* BEGIN Source material *
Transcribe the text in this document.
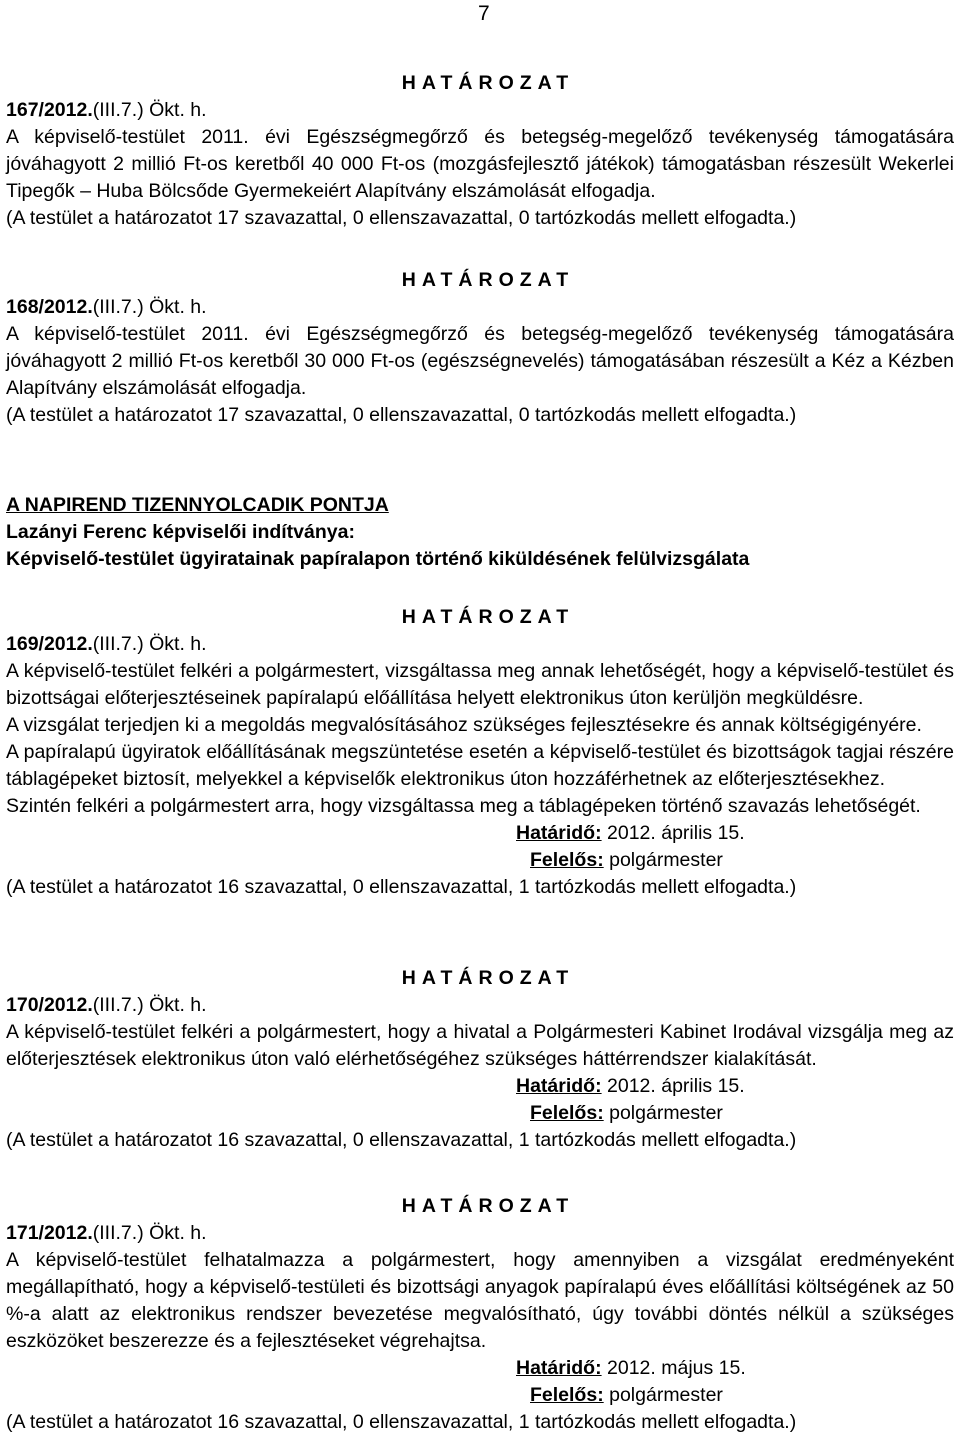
7
HATÁROZAT
167/2012.(III.7.) Ökt. h.

A képviselő-testület 2011. évi Egészségmegőrző és betegség-megelőző tevékenység támogatására jóváhagyott 2 millió Ft-os keretből 40 000 Ft-os (mozgásfejlesztő játékok) támogatásban részesült Wekerlei Tipegők – Huba Bölcsőde Gyermekeiért Alapítvány elszámolását elfogadja.

(A testület a határozatot 17 szavazattal, 0 ellenszavazattal, 0 tartózkodás mellett elfogadta.)

HATÁROZAT
168/2012.(III.7.) Ökt. h.

A képviselő-testület 2011. évi Egészségmegőrző és betegség-megelőző tevékenység támogatására jóváhagyott 2 millió Ft-os keretből 30 000 Ft-os (egészségnevelés) támogatásában részesült a Kéz a Kézben Alapítvány elszámolását elfogadja.

(A testület a határozatot 17 szavazattal, 0 ellenszavazattal, 0 tartózkodás mellett elfogadta.)

A NAPIREND TIZENNYOLCADIK PONTJA
Lazányi Ferenc képviselői indítványa:
Képviselő-testület ügyiratainak papíralapon történő kiküldésének felülvizsgálata
HATÁROZAT
169/2012.(III.7.) Ökt. h.

A képviselő-testület felkéri a polgármestert, vizsgáltassa meg annak lehetőségét, hogy a képviselő-testület és bizottságai előterjesztéseinek papíralapú előállítása helyett elektronikus úton kerüljön megküldésre.

A vizsgálat terjedjen ki a megoldás megvalósításához szükséges fejlesztésekre és annak költségigényére.

A papíralapú ügyiratok előállításának megszüntetése esetén a képviselő-testület és bizottságok tagjai részére táblagépeket biztosít, melyekkel a képviselők elektronikus úton hozzáférhetnek az előterjesztésekhez.

Szintén felkéri a polgármestert arra, hogy vizsgáltassa meg a táblagépeken történő szavazás lehetőségét.

Határidő: 2012. április 15.
Felelős: polgármester

(A testület a határozatot 16 szavazattal, 0 ellenszavazattal, 1 tartózkodás mellett elfogadta.)

HATÁROZAT
170/2012.(III.7.) Ökt. h.

A képviselő-testület felkéri a polgármestert, hogy a hivatal a Polgármesteri Kabinet Irodával vizsgálja meg az előterjesztések elektronikus úton való elérhetőségéhez szükséges háttérrendszer kialakítását.

Határidő: 2012. április 15.
Felelős: polgármester

(A testület a határozatot 16 szavazattal, 0 ellenszavazattal, 1 tartózkodás mellett elfogadta.)

HATÁROZAT
171/2012.(III.7.) Ökt. h.

A képviselő-testület felhatalmazza a polgármestert, hogy amennyiben a vizsgálat eredményeként megállapítható, hogy a képviselő-testületi és bizottsági anyagok papíralapú éves előállítási költségének az 50 %-a alatt az elektronikus rendszer bevezetése megvalósítható, úgy további döntés nélkül a szükséges eszközöket beszerezze és a fejlesztéseket végrehajtsa.

Határidő: 2012. május 15.
Felelős: polgármester

(A testület a határozatot 16 szavazattal, 0 ellenszavazattal, 1 tartózkodás mellett elfogadta.)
* END Source material *
Write out the records above once more, word for word, with no pictures.

Transcribe the text in this document.
7
HATÁROZAT
167/2012.(III.7.) Ökt. h.

A képviselő-testület 2011. évi Egészségmegőrző és betegség-megelőző tevékenység támogatására jóváhagyott 2 millió Ft-os keretből 40 000 Ft-os (mozgásfejlesztő játékok) támogatásban részesült Wekerlei Tipegők – Huba Bölcsőde Gyermekeiért Alapítvány elszámolását elfogadja.

(A testület a határozatot 17 szavazattal, 0 ellenszavazattal, 0 tartózkodás mellett elfogadta.)

HATÁROZAT
168/2012.(III.7.) Ökt. h.

A képviselő-testület 2011. évi Egészségmegőrző és betegség-megelőző tevékenység támogatására jóváhagyott 2 millió Ft-os keretből 30 000 Ft-os (egészségnevelés) támogatásában részesült a Kéz a Kézben Alapítvány elszámolását elfogadja.

(A testület a határozatot 17 szavazattal, 0 ellenszavazattal, 0 tartózkodás mellett elfogadta.)

A NAPIREND TIZENNYOLCADIK PONTJA
Lazányi Ferenc képviselői indítványa:
Képviselő-testület ügyiratainak papíralapon történő kiküldésének felülvizsgálata
HATÁROZAT
169/2012.(III.7.) Ökt. h.

A képviselő-testület felkéri a polgármestert, vizsgáltassa meg annak lehetőségét, hogy a képviselő-testület és bizottságai előterjesztéseinek papíralapú előállítása helyett elektronikus úton kerüljön megküldésre.

A vizsgálat terjedjen ki a megoldás megvalósításához szükséges fejlesztésekre és annak költségigényére.

A papíralapú ügyiratok előállításának megszüntetése esetén a képviselő-testület és bizottságok tagjai részére táblagépeket biztosít, melyekkel a képviselők elektronikus úton hozzáférhetnek az előterjesztésekhez.

Szintén felkéri a polgármestert arra, hogy vizsgáltassa meg a táblagépeken történő szavazás lehetőségét.

Határidő: 2012. április 15.
Felelős: polgármester

(A testület a határozatot 16 szavazattal, 0 ellenszavazattal, 1 tartózkodás mellett elfogadta.)

HATÁROZAT
170/2012.(III.7.) Ökt. h.

A képviselő-testület felkéri a polgármestert, hogy a hivatal a Polgármesteri Kabinet Irodával vizsgálja meg az előterjesztések elektronikus úton való elérhetőségéhez szükséges háttérrendszer kialakítását.

Határidő: 2012. április 15.
Felelős: polgármester

(A testület a határozatot 16 szavazattal, 0 ellenszavazattal, 1 tartózkodás mellett elfogadta.)

HATÁROZAT
171/2012.(III.7.) Ökt. h.

A képviselő-testület felhatalmazza a polgármestert, hogy amennyiben a vizsgálat eredményeként megállapítható, hogy a képviselő-testületi és bizottsági anyagok papíralapú éves előállítási költségének az 50 %-a alatt az elektronikus rendszer bevezetése megvalósítható, úgy további döntés nélkül a szükséges eszközöket beszerezze és a fejlesztéseket végrehajtsa.

Határidő: 2012. május 15.
Felelős: polgármester

(A testület a határozatot 16 szavazattal, 0 ellenszavazattal, 1 tartózkodás mellett elfogadta.)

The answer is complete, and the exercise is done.